Your goal >> In the passage on Hariri's resignation, start at the words "And he said" and stop after "day to another.". Write that stretch out again, swapping "parliament" for "legislature".

Source passage >>
════════════════════

Very happy to have you back now.
So I hardly know where to begin, but how about with the resignation of Hariri in Saudi Arabia?
What happened there?
Well, this is a very good question.
Actually, everybody is wondering what's happening to the prime minister, Saad Hariri, because he was in perfect harmony with the government.
He was running a government that is trying to survive despite what's happening in Iraq and Syria and all the pressure around Lebanon.
And just 24 hours before he met the Iranian envoy, Ali Akbar Walayati, and the representative of the Granite Alliance in Iran.
And I have learned from inside information that Walayati said to Hariri, you're a very good prime minister.
We're very happy to work with you.
We're ready to supply Lebanon with hospitals, with electricity, because there aren't electricity 24 hours a day.
And we are ready also to supply weapons if you need, because the US and Europe is not supplying the Lebanese army with adequate weapons to defend its borders, particularly the anti-air missile and guided anti-tank missiles.
And he said we're ready to fully cooperate.
You just need to ask.
And Hariri was extremely happy with the meeting.
He has resisted for over three months the pressure from Saudi Arabia to take away the Hezbollah ministers from the government, saying that in Lebanon doesn't work like in Saudi Arabia.
There isn't a monarchy.
There is a parliament.
And this parliament, Hezbollah is part of the parliament.
And it has been elected by the people.
And they are entitled to have a couple of ministers.
Therefore, I can't just remove them from one day to another.
And it is not possible because there is a balance in Lebanon, where there are the pro-Saudi, there are the pro-Americans, there are the pro-Iranians, there are a lot of pro in the country.
Therefore, this is creating a kind of a balance where everybody's living together.
And everybody agreed to maintain a peaceful, secure Lebanon, particularly when there are more than 30 percent of its total inhabitants as refugees, Syrian refugees.
And another, I mean, between a million and a half Syrians and more or less between 700,000 to 1 million Palestinians in a country where there are more or less 4 to 5 million people living in.
Therefore, we're talking about 2.5 million refugees and 2.5 million to 3 million Lebanese.
Therefore, it's not easy to survive all together according to Saudi standards or American standards or Iranian standards.
So everybody's living together.
So Syed Hariri was in the morning when he was talking to the speaker and saying that we have to think about how we're going to run the parliamentary elections that are due in a couple of months.
And he was called by the Saudis saying you have to come immediately to Saudi Arabia.
And then we saw him on a registered video on a Saudi TV from Riyadh saying that he is resigning because of Hezbollah and the government.
So suddenly after all this time leading the government, he is discovering that there is Hezbollah in the government.
So that was the explanation.
Was that what?
Yes.
Yes.
He just said it is the Iranian arms that need to be cut.
And Hezbollah is present in Syria and present abroad.
And I mean, Hezbollah is fighting ISIS and Al-Qaeda outside Lebanon and is fighting ISIS and Al-Qaeda in Lebanon and managed to liberate the borders and the part of the country that was occupied by ISIS and Al-Qaeda, particularly the north east of the country on the Syrian Lebanese borders.
And then the way the style of the communique he was reading is not a Lebanese style.
It is really a very Saudi style to write a letter because Lebanese don't communicate with each other in this way because they all more or less have supporters.
They all have ministers.

════════════════════

Given records >>
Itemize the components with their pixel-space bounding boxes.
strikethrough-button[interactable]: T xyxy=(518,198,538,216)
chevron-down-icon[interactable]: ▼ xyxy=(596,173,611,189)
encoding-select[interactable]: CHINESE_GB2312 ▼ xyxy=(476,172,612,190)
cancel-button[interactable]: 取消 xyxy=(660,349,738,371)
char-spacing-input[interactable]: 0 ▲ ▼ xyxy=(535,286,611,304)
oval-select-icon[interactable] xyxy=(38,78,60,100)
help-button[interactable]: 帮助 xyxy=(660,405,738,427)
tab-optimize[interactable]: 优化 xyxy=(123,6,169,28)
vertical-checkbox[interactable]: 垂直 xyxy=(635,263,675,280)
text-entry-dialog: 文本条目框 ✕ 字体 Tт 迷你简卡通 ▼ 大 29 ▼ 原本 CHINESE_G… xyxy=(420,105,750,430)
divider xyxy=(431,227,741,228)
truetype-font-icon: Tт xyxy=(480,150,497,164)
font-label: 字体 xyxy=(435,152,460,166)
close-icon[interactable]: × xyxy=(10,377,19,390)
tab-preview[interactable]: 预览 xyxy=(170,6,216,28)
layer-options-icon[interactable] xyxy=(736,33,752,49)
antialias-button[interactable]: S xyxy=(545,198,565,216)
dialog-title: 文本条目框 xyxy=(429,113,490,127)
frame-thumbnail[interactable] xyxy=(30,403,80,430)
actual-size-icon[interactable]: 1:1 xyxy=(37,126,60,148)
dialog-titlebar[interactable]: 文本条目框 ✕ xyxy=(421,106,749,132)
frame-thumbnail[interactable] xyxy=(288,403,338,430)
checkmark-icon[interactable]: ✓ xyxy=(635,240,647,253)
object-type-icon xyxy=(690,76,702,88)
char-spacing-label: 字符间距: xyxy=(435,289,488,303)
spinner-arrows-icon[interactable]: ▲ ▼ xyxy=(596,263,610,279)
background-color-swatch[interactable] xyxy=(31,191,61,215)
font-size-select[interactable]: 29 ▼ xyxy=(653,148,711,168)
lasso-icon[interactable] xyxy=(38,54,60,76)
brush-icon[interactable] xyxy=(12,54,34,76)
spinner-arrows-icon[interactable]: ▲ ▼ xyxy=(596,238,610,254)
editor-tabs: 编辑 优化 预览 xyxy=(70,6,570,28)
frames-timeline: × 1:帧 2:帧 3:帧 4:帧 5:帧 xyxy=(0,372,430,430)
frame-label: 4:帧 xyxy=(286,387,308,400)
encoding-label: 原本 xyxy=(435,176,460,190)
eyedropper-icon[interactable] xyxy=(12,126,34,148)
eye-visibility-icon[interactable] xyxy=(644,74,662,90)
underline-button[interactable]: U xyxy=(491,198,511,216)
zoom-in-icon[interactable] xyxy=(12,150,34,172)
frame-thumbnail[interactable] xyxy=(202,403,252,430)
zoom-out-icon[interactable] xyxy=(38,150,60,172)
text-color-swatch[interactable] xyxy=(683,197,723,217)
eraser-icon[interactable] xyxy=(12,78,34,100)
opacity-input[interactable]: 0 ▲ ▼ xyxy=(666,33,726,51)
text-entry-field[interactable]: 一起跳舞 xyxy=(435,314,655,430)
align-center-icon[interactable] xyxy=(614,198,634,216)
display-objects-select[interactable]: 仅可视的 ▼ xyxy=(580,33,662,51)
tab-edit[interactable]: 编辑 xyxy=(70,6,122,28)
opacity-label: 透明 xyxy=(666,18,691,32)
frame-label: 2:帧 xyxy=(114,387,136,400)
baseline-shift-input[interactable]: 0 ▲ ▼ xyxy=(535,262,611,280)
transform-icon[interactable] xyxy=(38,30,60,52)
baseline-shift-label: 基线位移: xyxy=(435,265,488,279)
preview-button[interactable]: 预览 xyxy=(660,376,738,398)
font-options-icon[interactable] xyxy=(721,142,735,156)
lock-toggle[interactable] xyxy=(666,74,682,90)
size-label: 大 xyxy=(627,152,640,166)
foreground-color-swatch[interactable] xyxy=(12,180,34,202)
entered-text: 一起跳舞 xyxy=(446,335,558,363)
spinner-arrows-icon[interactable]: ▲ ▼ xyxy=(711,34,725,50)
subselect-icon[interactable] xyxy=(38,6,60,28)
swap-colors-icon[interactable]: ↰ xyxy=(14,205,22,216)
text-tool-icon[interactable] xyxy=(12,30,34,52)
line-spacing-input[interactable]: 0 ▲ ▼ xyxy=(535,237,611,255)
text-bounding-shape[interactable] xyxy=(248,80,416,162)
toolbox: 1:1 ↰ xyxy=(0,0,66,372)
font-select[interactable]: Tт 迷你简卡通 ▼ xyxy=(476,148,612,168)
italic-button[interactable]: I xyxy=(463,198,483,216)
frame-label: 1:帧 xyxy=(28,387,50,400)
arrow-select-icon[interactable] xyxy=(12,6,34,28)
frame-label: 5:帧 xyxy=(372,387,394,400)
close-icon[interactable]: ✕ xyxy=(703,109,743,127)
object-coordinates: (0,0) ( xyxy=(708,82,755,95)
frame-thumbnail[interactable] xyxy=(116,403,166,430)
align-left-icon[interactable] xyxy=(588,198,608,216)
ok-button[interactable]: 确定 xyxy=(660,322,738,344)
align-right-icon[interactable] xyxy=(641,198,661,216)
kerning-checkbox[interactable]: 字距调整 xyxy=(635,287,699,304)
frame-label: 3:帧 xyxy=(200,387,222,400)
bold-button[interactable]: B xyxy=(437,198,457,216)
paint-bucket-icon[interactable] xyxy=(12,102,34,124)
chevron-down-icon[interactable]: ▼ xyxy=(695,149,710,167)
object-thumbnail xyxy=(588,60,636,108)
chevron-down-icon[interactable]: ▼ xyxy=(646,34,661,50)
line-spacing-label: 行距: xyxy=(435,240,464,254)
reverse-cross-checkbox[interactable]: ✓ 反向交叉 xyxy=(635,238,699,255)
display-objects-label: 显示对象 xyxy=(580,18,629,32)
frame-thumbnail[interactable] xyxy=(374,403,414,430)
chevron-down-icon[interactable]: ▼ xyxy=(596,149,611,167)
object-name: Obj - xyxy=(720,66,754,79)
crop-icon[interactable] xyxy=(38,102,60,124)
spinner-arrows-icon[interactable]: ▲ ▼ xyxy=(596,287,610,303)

════════════════════

Finished exercise >>
And he said we're ready to fully cooperate.
You just need to ask.
And Hariri was extremely happy with the meeting.
He has resisted for over three months the pressure from Saudi Arabia to take away the Hezbollah ministers from the government, saying that in Lebanon doesn't work like in Saudi Arabia.
There isn't a monarchy.
There is a legislature.
And this legislature, Hezbollah is part of the legislature.
And it has been elected by the people.
And they are entitled to have a couple of ministers.
Therefore, I can't just remove them from one day to another.